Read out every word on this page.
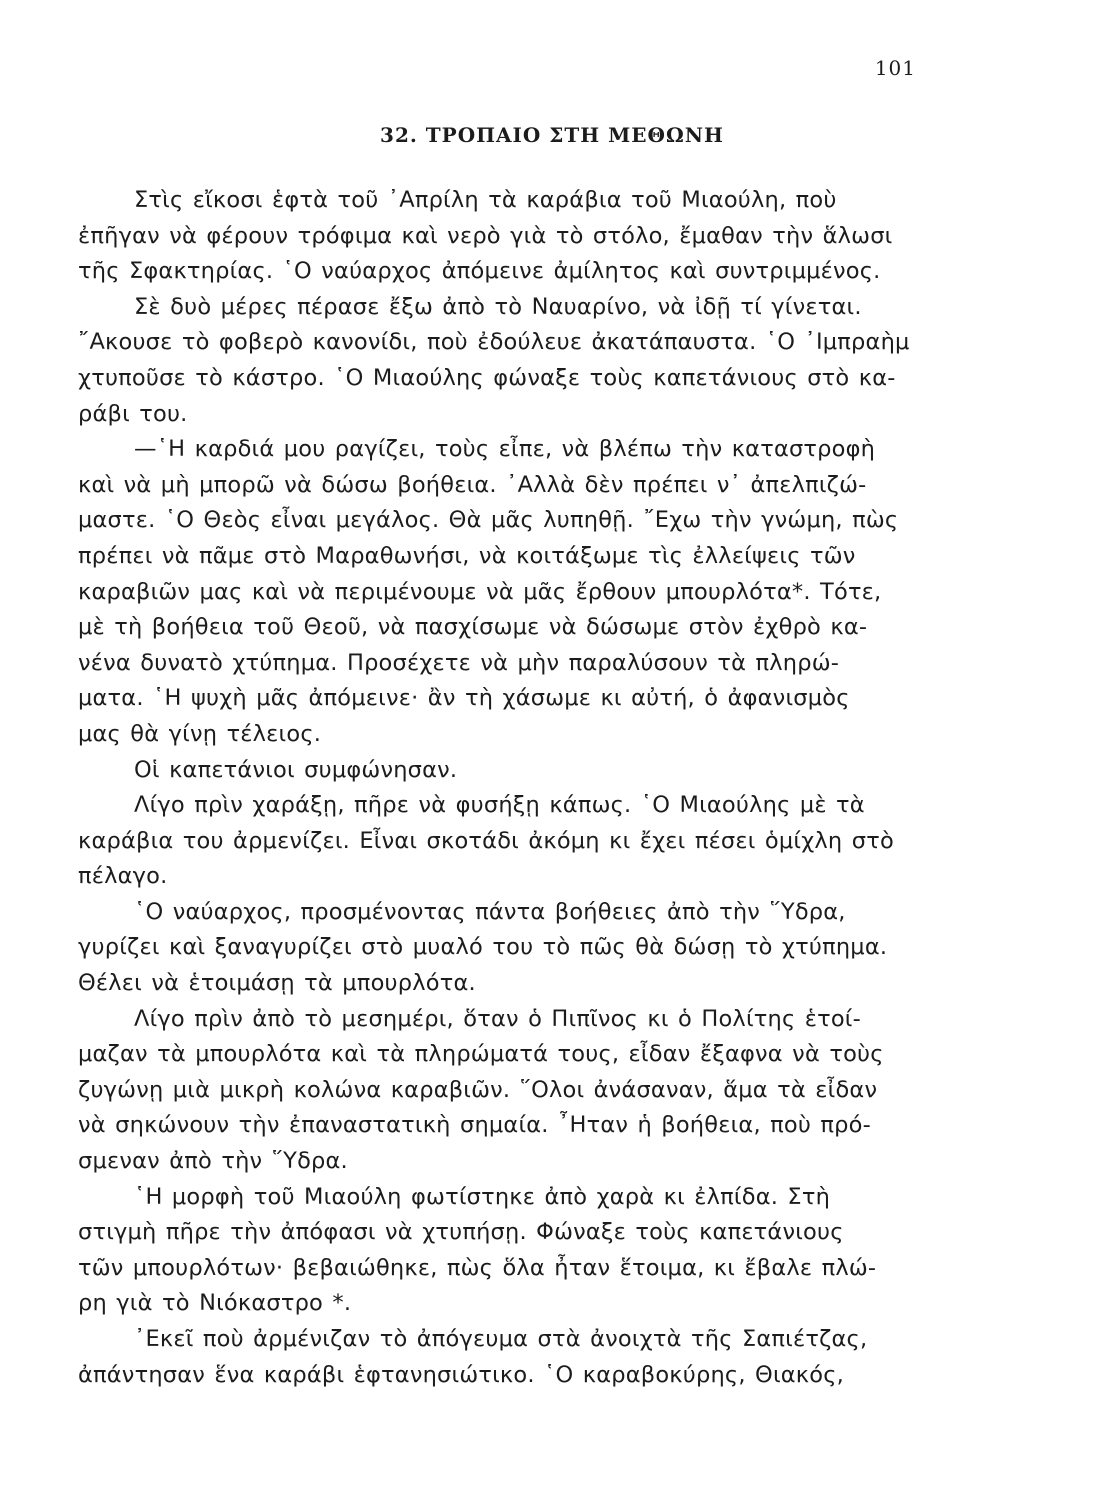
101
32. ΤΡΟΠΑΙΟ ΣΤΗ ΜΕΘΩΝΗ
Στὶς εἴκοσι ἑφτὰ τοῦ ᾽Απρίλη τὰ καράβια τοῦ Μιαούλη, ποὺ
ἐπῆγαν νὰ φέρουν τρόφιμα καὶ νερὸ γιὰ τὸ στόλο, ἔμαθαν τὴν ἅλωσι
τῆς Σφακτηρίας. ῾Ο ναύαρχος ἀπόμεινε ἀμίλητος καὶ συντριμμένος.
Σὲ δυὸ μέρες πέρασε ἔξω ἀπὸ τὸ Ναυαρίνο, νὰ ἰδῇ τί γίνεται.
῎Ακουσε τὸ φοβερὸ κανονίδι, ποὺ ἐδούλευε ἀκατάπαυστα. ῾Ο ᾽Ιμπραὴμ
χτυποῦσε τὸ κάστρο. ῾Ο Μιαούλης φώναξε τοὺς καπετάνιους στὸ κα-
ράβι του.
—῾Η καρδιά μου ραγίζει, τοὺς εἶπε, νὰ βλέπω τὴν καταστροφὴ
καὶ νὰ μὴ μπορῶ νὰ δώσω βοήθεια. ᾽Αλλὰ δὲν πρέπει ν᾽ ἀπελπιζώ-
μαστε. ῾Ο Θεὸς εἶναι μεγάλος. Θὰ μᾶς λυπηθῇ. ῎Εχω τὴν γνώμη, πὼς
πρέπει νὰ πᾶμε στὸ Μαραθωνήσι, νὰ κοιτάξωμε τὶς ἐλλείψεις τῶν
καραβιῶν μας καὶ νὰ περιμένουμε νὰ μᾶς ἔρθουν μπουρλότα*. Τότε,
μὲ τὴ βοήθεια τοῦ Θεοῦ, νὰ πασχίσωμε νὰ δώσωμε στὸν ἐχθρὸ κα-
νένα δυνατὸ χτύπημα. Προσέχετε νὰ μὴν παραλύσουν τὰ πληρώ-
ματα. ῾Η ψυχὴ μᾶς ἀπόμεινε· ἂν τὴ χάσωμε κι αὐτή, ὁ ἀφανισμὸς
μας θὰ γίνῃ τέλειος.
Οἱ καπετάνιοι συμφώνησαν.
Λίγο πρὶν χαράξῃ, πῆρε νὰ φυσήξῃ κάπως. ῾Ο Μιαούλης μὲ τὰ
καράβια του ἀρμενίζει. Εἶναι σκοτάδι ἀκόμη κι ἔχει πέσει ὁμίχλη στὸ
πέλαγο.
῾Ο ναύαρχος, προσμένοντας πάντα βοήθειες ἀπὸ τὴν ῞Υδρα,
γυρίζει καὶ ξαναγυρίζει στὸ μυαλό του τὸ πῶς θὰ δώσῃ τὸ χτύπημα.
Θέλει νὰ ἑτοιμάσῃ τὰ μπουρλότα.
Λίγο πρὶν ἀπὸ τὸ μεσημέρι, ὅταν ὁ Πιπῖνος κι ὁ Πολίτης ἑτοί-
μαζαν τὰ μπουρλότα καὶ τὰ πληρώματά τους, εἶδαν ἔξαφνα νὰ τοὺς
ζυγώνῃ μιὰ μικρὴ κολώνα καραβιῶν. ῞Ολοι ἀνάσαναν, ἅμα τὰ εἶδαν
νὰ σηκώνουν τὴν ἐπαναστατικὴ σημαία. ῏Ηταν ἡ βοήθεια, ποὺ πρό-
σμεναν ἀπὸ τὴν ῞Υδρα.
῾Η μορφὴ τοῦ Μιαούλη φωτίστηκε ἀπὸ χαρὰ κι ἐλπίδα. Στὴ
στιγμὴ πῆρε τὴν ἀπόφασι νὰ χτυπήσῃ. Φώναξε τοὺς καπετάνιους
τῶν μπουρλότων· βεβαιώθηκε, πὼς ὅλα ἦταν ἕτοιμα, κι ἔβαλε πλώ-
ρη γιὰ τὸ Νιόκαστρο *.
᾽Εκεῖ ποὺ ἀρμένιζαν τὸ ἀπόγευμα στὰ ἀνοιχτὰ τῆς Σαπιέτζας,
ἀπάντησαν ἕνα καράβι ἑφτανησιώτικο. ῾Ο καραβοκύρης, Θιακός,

---

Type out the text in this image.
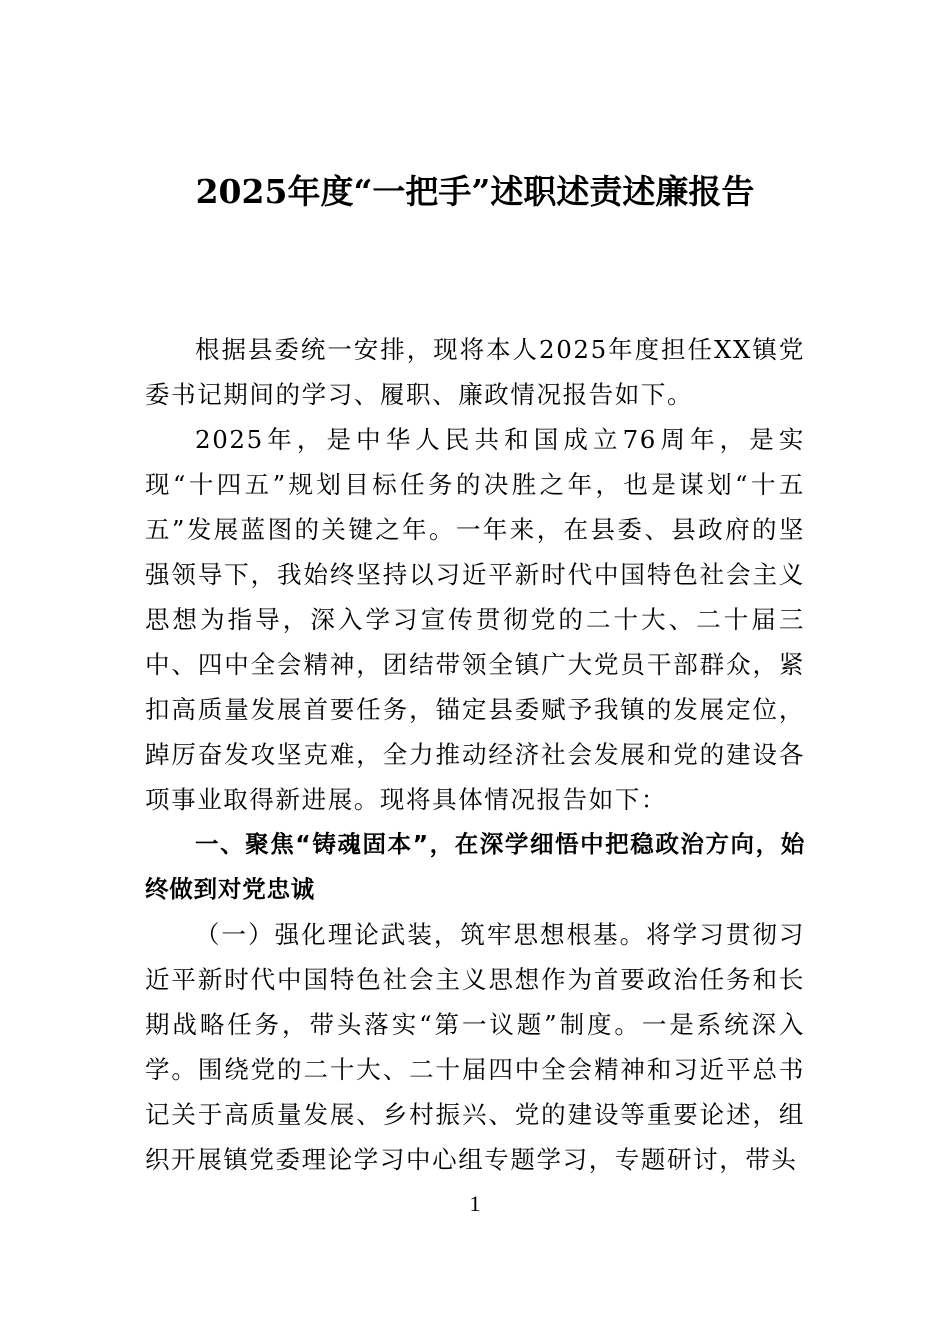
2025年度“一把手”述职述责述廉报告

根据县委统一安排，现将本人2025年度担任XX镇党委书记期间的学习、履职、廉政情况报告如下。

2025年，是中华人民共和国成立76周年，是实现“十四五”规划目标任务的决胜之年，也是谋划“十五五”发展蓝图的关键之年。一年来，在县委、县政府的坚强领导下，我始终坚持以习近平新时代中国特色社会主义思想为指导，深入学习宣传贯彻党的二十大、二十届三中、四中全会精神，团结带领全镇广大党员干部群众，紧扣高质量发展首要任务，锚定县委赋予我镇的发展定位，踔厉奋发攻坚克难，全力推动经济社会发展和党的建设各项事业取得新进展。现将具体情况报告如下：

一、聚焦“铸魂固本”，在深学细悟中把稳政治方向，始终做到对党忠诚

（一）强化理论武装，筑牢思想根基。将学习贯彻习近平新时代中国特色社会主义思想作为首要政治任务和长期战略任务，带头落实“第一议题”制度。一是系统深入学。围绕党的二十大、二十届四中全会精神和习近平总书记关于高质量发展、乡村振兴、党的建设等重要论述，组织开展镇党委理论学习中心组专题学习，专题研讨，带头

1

[What is asked]:
Report only the number of lines that hold the word "Υδρα".

[Solution to the problem]:
2